**Goal**
Count every line where "Computing" shows up, and give that number only.

■ ■ ■ ■ ■ ■ ■

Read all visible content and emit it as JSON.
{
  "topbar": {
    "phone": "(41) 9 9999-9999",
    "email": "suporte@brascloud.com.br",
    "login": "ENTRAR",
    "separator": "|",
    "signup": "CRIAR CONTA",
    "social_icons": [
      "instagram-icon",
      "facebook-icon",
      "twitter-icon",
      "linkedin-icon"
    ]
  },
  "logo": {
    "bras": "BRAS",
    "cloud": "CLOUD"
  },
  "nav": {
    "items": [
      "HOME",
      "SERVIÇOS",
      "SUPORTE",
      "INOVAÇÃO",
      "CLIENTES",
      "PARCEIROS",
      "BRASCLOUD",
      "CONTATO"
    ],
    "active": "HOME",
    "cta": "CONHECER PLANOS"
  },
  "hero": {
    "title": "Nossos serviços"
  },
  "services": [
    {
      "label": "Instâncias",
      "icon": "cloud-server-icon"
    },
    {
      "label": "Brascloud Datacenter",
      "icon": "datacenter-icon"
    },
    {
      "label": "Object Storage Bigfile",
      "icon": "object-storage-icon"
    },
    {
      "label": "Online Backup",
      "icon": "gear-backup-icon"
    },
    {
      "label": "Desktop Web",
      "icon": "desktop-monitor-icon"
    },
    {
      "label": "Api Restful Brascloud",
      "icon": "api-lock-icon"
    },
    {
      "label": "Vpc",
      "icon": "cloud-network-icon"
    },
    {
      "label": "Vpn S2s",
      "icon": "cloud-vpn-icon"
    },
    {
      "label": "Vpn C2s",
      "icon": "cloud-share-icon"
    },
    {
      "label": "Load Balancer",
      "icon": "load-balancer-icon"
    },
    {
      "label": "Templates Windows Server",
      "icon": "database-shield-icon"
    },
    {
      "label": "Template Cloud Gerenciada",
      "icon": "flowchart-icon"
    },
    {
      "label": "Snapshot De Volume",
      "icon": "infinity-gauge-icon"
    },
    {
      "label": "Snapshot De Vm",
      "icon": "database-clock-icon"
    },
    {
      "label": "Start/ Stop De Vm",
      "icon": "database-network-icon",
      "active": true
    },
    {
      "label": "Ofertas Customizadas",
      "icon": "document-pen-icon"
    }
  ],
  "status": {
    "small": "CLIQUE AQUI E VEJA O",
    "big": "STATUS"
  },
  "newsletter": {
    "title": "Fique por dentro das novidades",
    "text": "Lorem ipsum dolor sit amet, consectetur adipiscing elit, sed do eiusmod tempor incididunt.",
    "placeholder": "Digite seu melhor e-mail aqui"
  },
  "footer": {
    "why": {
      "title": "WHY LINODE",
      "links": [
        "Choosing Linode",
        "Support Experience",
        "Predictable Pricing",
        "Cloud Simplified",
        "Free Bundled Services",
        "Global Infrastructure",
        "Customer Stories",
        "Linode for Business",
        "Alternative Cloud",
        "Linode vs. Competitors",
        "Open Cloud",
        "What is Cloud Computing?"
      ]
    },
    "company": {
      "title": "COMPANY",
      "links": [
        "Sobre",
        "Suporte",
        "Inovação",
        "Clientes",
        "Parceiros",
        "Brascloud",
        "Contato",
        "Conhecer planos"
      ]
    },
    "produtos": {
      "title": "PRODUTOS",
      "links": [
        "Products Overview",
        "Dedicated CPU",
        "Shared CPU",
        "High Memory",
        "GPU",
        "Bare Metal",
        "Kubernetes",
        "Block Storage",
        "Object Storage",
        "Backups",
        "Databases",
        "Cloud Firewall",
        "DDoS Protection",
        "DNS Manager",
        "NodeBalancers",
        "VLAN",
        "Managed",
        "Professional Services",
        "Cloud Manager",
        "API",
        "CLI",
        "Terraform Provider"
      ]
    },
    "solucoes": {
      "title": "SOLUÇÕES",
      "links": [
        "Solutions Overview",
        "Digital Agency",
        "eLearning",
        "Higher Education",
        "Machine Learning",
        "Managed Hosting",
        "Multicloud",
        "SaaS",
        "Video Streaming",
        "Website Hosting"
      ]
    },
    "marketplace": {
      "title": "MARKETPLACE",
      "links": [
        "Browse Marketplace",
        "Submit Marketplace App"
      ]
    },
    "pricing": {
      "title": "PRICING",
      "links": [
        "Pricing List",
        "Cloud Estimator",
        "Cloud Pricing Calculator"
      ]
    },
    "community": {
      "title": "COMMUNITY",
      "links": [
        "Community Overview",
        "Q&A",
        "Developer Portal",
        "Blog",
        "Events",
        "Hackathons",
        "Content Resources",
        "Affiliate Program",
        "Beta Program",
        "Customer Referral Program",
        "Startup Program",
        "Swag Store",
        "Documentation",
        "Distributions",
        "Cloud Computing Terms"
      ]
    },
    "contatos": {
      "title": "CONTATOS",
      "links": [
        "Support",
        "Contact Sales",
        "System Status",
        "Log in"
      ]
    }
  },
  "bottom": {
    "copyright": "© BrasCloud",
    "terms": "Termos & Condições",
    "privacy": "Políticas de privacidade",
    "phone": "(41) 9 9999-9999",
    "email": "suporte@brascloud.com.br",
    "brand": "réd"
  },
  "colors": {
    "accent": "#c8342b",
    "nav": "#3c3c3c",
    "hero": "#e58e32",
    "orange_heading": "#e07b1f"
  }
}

■ ■ ■ ■ ■ ■ ■

**Result of this exercise**
2